>> BEGIN Available records
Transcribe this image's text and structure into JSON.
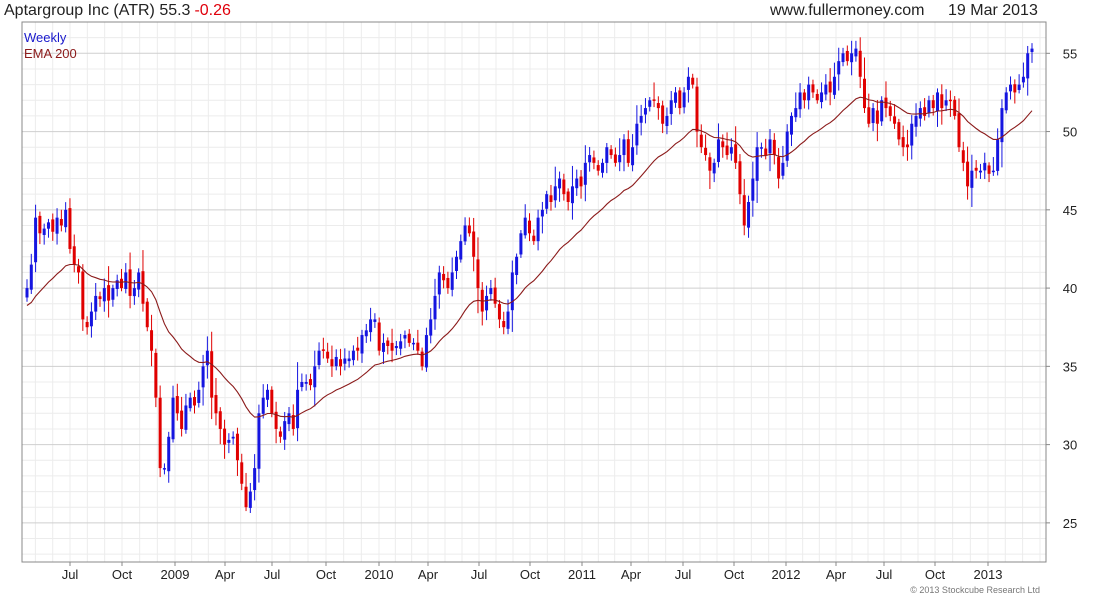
{
  "header": {
    "title": "Aptargroup Inc (ATR) 55.3",
    "change": "-0.26",
    "change_color": "#e0000b",
    "site": "www.fullermoney.com",
    "date": "19 Mar 2013"
  },
  "footer": {
    "copyright": "© 2013 Stockcube Research Ltd"
  },
  "chart_data": {
    "type": "candlestick",
    "frequency_label": "Weekly",
    "legend": [
      {
        "label": "Weekly",
        "color": "#1a1acc"
      },
      {
        "label": "EMA 200",
        "color": "#8b1a1a"
      }
    ],
    "colors": {
      "up": "#1515e0",
      "down": "#e00000",
      "ema": "#8b1a1a",
      "grid": "#cfcfcf",
      "grid_minor": "#ececec"
    },
    "ylim": [
      22.5,
      57
    ],
    "y_ticks": [
      25,
      30,
      35,
      40,
      45,
      50,
      55
    ],
    "right_axis": true,
    "grid": true,
    "x_ticks": [
      "Jul",
      "Oct",
      "2009",
      "Apr",
      "Jul",
      "Oct",
      "2010",
      "Apr",
      "Jul",
      "Oct",
      "2011",
      "Apr",
      "Jul",
      "Oct",
      "2012",
      "Apr",
      "Jul",
      "Oct",
      "2013"
    ],
    "closes": [
      40,
      41.5,
      44.5,
      43.5,
      43.8,
      44.2,
      43.6,
      44.5,
      44,
      45,
      42.5,
      41.5,
      41,
      38,
      37.5,
      38.5,
      39.5,
      39.3,
      40,
      39.2,
      40,
      40.5,
      40,
      41,
      39.5,
      40,
      41,
      39,
      37.5,
      36,
      33,
      28.5,
      28.5,
      30.5,
      33,
      32,
      31,
      32.5,
      33,
      32.5,
      33.5,
      35,
      36,
      33,
      32,
      31,
      30,
      30.3,
      30.5,
      29,
      27.5,
      26,
      27,
      28.5,
      32,
      33,
      33.5,
      32,
      31,
      30.5,
      31.5,
      32,
      31,
      33.5,
      34,
      34,
      33.8,
      35,
      36,
      36,
      35.5,
      35,
      35.6,
      35,
      35.5,
      35.5,
      36,
      36,
      37,
      37.3,
      38,
      38,
      36,
      36.5,
      36.3,
      36,
      36.3,
      36.6,
      37,
      36.5,
      36.5,
      36,
      35,
      37,
      38,
      39.5,
      41,
      40.5,
      40,
      41,
      42,
      43,
      44,
      43.5,
      42,
      40,
      38.5,
      39.5,
      40,
      39,
      38,
      37.5,
      38.5,
      41,
      42,
      43.5,
      44.5,
      43.5,
      43,
      44.5,
      45,
      46,
      45.5,
      46.5,
      47,
      46,
      45.5,
      46.5,
      47,
      46.5,
      48,
      48.5,
      48,
      47.5,
      48,
      49,
      48.5,
      48,
      48.5,
      49.5,
      48,
      49,
      50.5,
      51,
      51.5,
      52,
      52,
      51.5,
      50.5,
      51,
      52,
      52.5,
      51.5,
      52.5,
      53.5,
      53,
      50,
      49,
      48.5,
      47.5,
      48,
      49.5,
      49,
      48.5,
      49,
      48,
      46,
      44,
      45.5,
      47,
      49,
      49,
      48.5,
      49.5,
      48.5,
      47,
      48,
      50,
      51,
      51.5,
      52.5,
      52,
      53,
      52.5,
      52,
      52.5,
      53,
      52.5,
      53.5,
      54.5,
      55,
      54.5,
      55,
      55.3,
      53.5,
      51.5,
      50.5,
      51.5,
      50.5,
      52,
      51.5,
      51,
      50.5,
      49.5,
      49,
      49,
      50.5,
      51,
      51.5,
      51,
      52,
      51.5,
      52.5,
      51.5,
      52,
      52,
      51,
      49,
      48,
      46.5,
      47.5,
      47.5,
      47.5,
      48,
      47.3,
      47.5,
      49.5,
      51.5,
      52.5,
      53,
      52.5,
      53,
      53.5,
      55,
      55.3
    ]
  }
}
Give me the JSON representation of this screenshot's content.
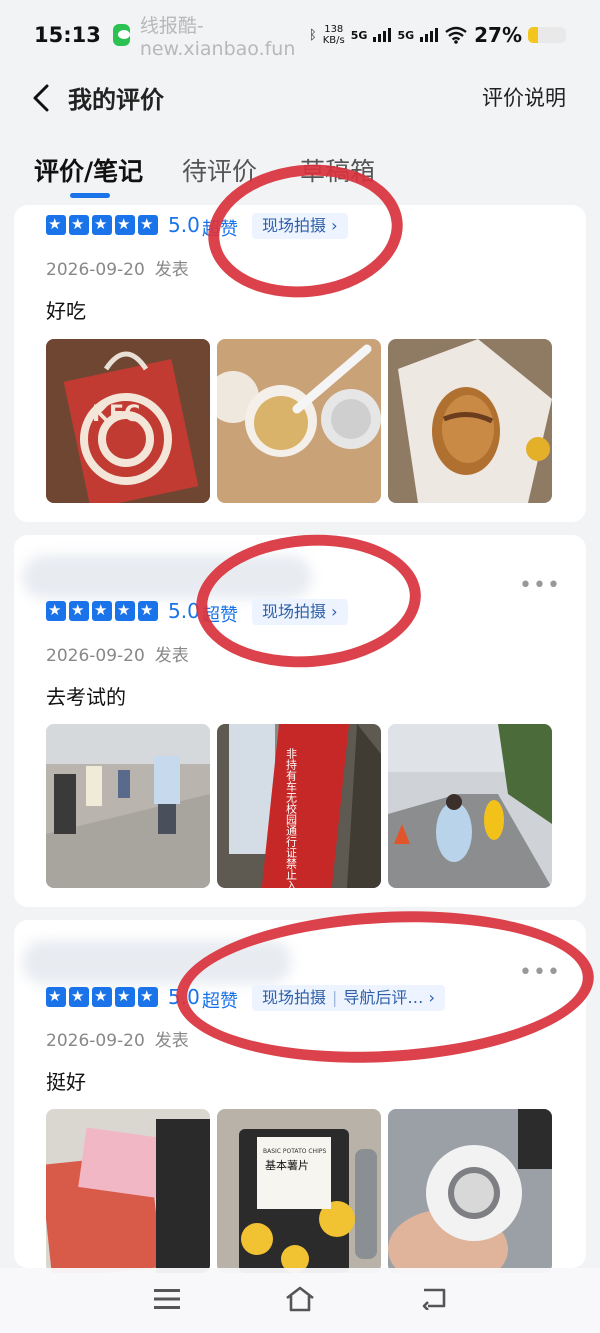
{
  "status_bar": {
    "time": "15:13",
    "source": "线报酷-new.xianbao.fun",
    "speed_value": "138",
    "speed_unit": "KB/s",
    "signal_1": "5G",
    "signal_2": "5G",
    "battery": "27%",
    "battery_level": 0.27
  },
  "header": {
    "title": "我的评价",
    "explain_link": "评价说明"
  },
  "tabs": [
    {
      "label": "评价/笔记",
      "active": true
    },
    {
      "label": "待评价",
      "active": false
    },
    {
      "label": "草稿箱",
      "active": false
    }
  ],
  "reviews": [
    {
      "score": "5.0",
      "rating_text": "超赞",
      "stars": 5,
      "tags": [
        "现场拍摄"
      ],
      "date": "2026-09-20",
      "published": "发表",
      "content": "好吃",
      "photo_count": 3
    },
    {
      "score": "5.0",
      "rating_text": "超赞",
      "stars": 5,
      "tags": [
        "现场拍摄"
      ],
      "date": "2026-09-20",
      "published": "发表",
      "content": "去考试的",
      "photo_count": 3,
      "photo_sign_text": "非持有车无校园通行证禁止入校"
    },
    {
      "score": "5.0",
      "rating_text": "超赞",
      "stars": 5,
      "tags": [
        "现场拍摄",
        "导航后评…"
      ],
      "date": "2026-09-20",
      "published": "发表",
      "content": "挺好",
      "photo_count": 3,
      "photo_pack_text": "基本薯片",
      "photo_pack_brand": "BASIC POTATO CHIPS"
    }
  ],
  "colors": {
    "accent": "#1a73e8",
    "marker": "#d9323c",
    "background": "#f2f3f5"
  },
  "icons": {
    "back": "chevron-left-icon",
    "more": "more-dots-icon",
    "nav_menu": "menu-icon",
    "nav_home": "home-icon",
    "nav_back": "return-icon"
  }
}
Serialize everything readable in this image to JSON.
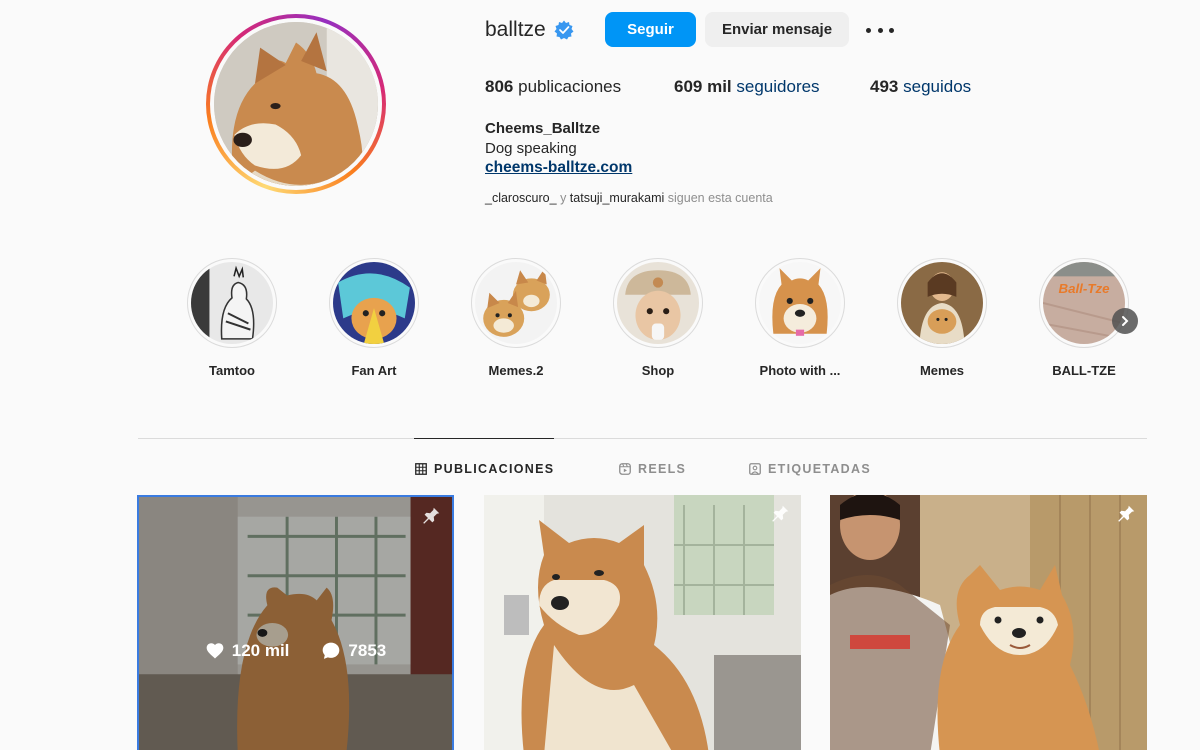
{
  "profile": {
    "username": "balltze",
    "verified": true,
    "follow_label": "Seguir",
    "message_label": "Enviar mensaje",
    "more_icon": "more-horizontal-icon",
    "stats": {
      "posts_count": "806",
      "posts_label": "publicaciones",
      "followers_count": "609 mil",
      "followers_label": "seguidores",
      "following_count": "493",
      "following_label": "seguidos"
    },
    "full_name": "Cheems_Balltze",
    "bio": "Dog speaking",
    "website": "cheems-balltze.com",
    "followed_by": {
      "user1": "_claroscuro_",
      "joiner": "y",
      "user2": "tatsuji_murakami",
      "suffix": "siguen esta cuenta"
    }
  },
  "highlights": [
    {
      "label": "Tamtoo"
    },
    {
      "label": "Fan Art"
    },
    {
      "label": "Memes.2"
    },
    {
      "label": "Shop"
    },
    {
      "label": "Photo with ..."
    },
    {
      "label": "Memes"
    },
    {
      "label": "BALL-TZE",
      "image_text": "Ball-Tze"
    }
  ],
  "tabs": [
    {
      "label": "PUBLICACIONES",
      "icon": "grid-icon",
      "active": true
    },
    {
      "label": "REELS",
      "icon": "reels-icon",
      "active": false
    },
    {
      "label": "ETIQUETADAS",
      "icon": "tagged-icon",
      "active": false
    }
  ],
  "posts": [
    {
      "likes": "120 mil",
      "comments": "7853",
      "pinned": true,
      "hovered": true
    },
    {
      "pinned": true,
      "hovered": false
    },
    {
      "pinned": true,
      "hovered": false
    }
  ],
  "colors": {
    "accent": "#0095f6",
    "link": "#00376b",
    "text": "#262626",
    "muted": "#8e8e8e",
    "background": "#fafafa"
  }
}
>> END Available records
**Task goal:**
All of the material above is to be copied exactly, except for its images.

**Answer for this exercise:**
Transcribe this image's text and structure into JSON.
{
  "header": {
    "title": "Aptargroup Inc (ATR) 55.3",
    "change": "-0.26",
    "change_color": "#e0000b",
    "site": "www.fullermoney.com",
    "date": "19 Mar 2013"
  },
  "footer": {
    "copyright": "© 2013 Stockcube Research Ltd"
  },
  "chart_data": {
    "type": "candlestick",
    "frequency_label": "Weekly",
    "legend": [
      {
        "label": "Weekly",
        "color": "#1a1acc"
      },
      {
        "label": "EMA 200",
        "color": "#8b1a1a"
      }
    ],
    "colors": {
      "up": "#1515e0",
      "down": "#e00000",
      "ema": "#8b1a1a",
      "grid": "#cfcfcf",
      "grid_minor": "#ececec"
    },
    "ylim": [
      22.5,
      57
    ],
    "y_ticks": [
      25,
      30,
      35,
      40,
      45,
      50,
      55
    ],
    "right_axis": true,
    "grid": true,
    "x_ticks": [
      "Jul",
      "Oct",
      "2009",
      "Apr",
      "Jul",
      "Oct",
      "2010",
      "Apr",
      "Jul",
      "Oct",
      "2011",
      "Apr",
      "Jul",
      "Oct",
      "2012",
      "Apr",
      "Jul",
      "Oct",
      "2013"
    ],
    "closes": [
      40,
      41.5,
      44.5,
      43.5,
      43.8,
      44.2,
      43.6,
      44.5,
      44,
      45,
      42.5,
      41.5,
      41,
      38,
      37.5,
      38.5,
      39.5,
      39.3,
      40,
      39.2,
      40,
      40.5,
      40,
      41,
      39.5,
      40,
      41,
      39,
      37.5,
      36,
      33,
      28.5,
      28.5,
      30.5,
      33,
      32,
      31,
      32.5,
      33,
      32.5,
      33.5,
      35,
      36,
      33,
      32,
      31,
      30,
      30.3,
      30.5,
      29,
      27.5,
      26,
      27,
      28.5,
      32,
      33,
      33.5,
      32,
      31,
      30.5,
      31.5,
      32,
      31,
      33.5,
      34,
      34,
      33.8,
      35,
      36,
      36,
      35.5,
      35,
      35.6,
      35,
      35.5,
      35.5,
      36,
      36,
      37,
      37.3,
      38,
      38,
      36,
      36.5,
      36.3,
      36,
      36.3,
      36.6,
      37,
      36.5,
      36.5,
      36,
      35,
      37,
      38,
      39.5,
      41,
      40.5,
      40,
      41,
      42,
      43,
      44,
      43.5,
      42,
      40,
      38.5,
      39.5,
      40,
      39,
      38,
      37.5,
      38.5,
      41,
      42,
      43.5,
      44.5,
      43.5,
      43,
      44.5,
      45,
      46,
      45.5,
      46.5,
      47,
      46,
      45.5,
      46.5,
      47,
      46.5,
      48,
      48.5,
      48,
      47.5,
      48,
      49,
      48.5,
      48,
      48.5,
      49.5,
      48,
      49,
      50.5,
      51,
      51.5,
      52,
      52,
      51.5,
      50.5,
      51,
      52,
      52.5,
      51.5,
      52.5,
      53.5,
      53,
      50,
      49,
      48.5,
      47.5,
      48,
      49.5,
      49,
      48.5,
      49,
      48,
      46,
      44,
      45.5,
      47,
      49,
      49,
      48.5,
      49.5,
      48.5,
      47,
      48,
      50,
      51,
      51.5,
      52.5,
      52,
      53,
      52.5,
      52,
      52.5,
      53,
      52.5,
      53.5,
      54.5,
      55,
      54.5,
      55,
      55.3,
      53.5,
      51.5,
      50.5,
      51.5,
      50.5,
      52,
      51.5,
      51,
      50.5,
      49.5,
      49,
      49,
      50.5,
      51,
      51.5,
      51,
      52,
      51.5,
      52.5,
      51.5,
      52,
      52,
      51,
      49,
      48,
      46.5,
      47.5,
      47.5,
      47.5,
      48,
      47.3,
      47.5,
      49.5,
      51.5,
      52.5,
      53,
      52.5,
      53,
      53.5,
      55,
      55.3
    ]
  }
}
Give me the JSON representation of this screenshot's content.
{
  "status_bar": {
    "time": "15:13",
    "source": "线报酷-new.xianbao.fun",
    "speed_value": "138",
    "speed_unit": "KB/s",
    "signal_1": "5G",
    "signal_2": "5G",
    "battery": "27%",
    "battery_level": 0.27
  },
  "header": {
    "title": "我的评价",
    "explain_link": "评价说明"
  },
  "tabs": [
    {
      "label": "评价/笔记",
      "active": true
    },
    {
      "label": "待评价",
      "active": false
    },
    {
      "label": "草稿箱",
      "active": false
    }
  ],
  "reviews": [
    {
      "score": "5.0",
      "rating_text": "超赞",
      "stars": 5,
      "tags": [
        "现场拍摄"
      ],
      "date": "2026-09-20",
      "published": "发表",
      "content": "好吃",
      "photo_count": 3
    },
    {
      "score": "5.0",
      "rating_text": "超赞",
      "stars": 5,
      "tags": [
        "现场拍摄"
      ],
      "date": "2026-09-20",
      "published": "发表",
      "content": "去考试的",
      "photo_count": 3,
      "photo_sign_text": "非持有车无校园通行证禁止入校"
    },
    {
      "score": "5.0",
      "rating_text": "超赞",
      "stars": 5,
      "tags": [
        "现场拍摄",
        "导航后评…"
      ],
      "date": "2026-09-20",
      "published": "发表",
      "content": "挺好",
      "photo_count": 3,
      "photo_pack_text": "基本薯片",
      "photo_pack_brand": "BASIC POTATO CHIPS"
    }
  ],
  "colors": {
    "accent": "#1a73e8",
    "marker": "#d9323c",
    "background": "#f2f3f5"
  },
  "icons": {
    "back": "chevron-left-icon",
    "more": "more-dots-icon",
    "nav_menu": "menu-icon",
    "nav_home": "home-icon",
    "nav_back": "return-icon"
  }
}
Serialize everything readable in this image to JSON.
{
  "profile": {
    "username": "balltze",
    "verified": true,
    "follow_label": "Seguir",
    "message_label": "Enviar mensaje",
    "more_icon": "more-horizontal-icon",
    "stats": {
      "posts_count": "806",
      "posts_label": "publicaciones",
      "followers_count": "609 mil",
      "followers_label": "seguidores",
      "following_count": "493",
      "following_label": "seguidos"
    },
    "full_name": "Cheems_Balltze",
    "bio": "Dog speaking",
    "website": "cheems-balltze.com",
    "followed_by": {
      "user1": "_claroscuro_",
      "joiner": "y",
      "user2": "tatsuji_murakami",
      "suffix": "siguen esta cuenta"
    }
  },
  "highlights": [
    {
      "label": "Tamtoo"
    },
    {
      "label": "Fan Art"
    },
    {
      "label": "Memes.2"
    },
    {
      "label": "Shop"
    },
    {
      "label": "Photo with ..."
    },
    {
      "label": "Memes"
    },
    {
      "label": "BALL-TZE",
      "image_text": "Ball-Tze"
    }
  ],
  "tabs": [
    {
      "label": "PUBLICACIONES",
      "icon": "grid-icon",
      "active": true
    },
    {
      "label": "REELS",
      "icon": "reels-icon",
      "active": false
    },
    {
      "label": "ETIQUETADAS",
      "icon": "tagged-icon",
      "active": false
    }
  ],
  "posts": [
    {
      "likes": "120 mil",
      "comments": "7853",
      "pinned": true,
      "hovered": true
    },
    {
      "pinned": true,
      "hovered": false
    },
    {
      "pinned": true,
      "hovered": false
    }
  ],
  "colors": {
    "accent": "#0095f6",
    "link": "#00376b",
    "text": "#262626",
    "muted": "#8e8e8e",
    "background": "#fafafa"
  }
}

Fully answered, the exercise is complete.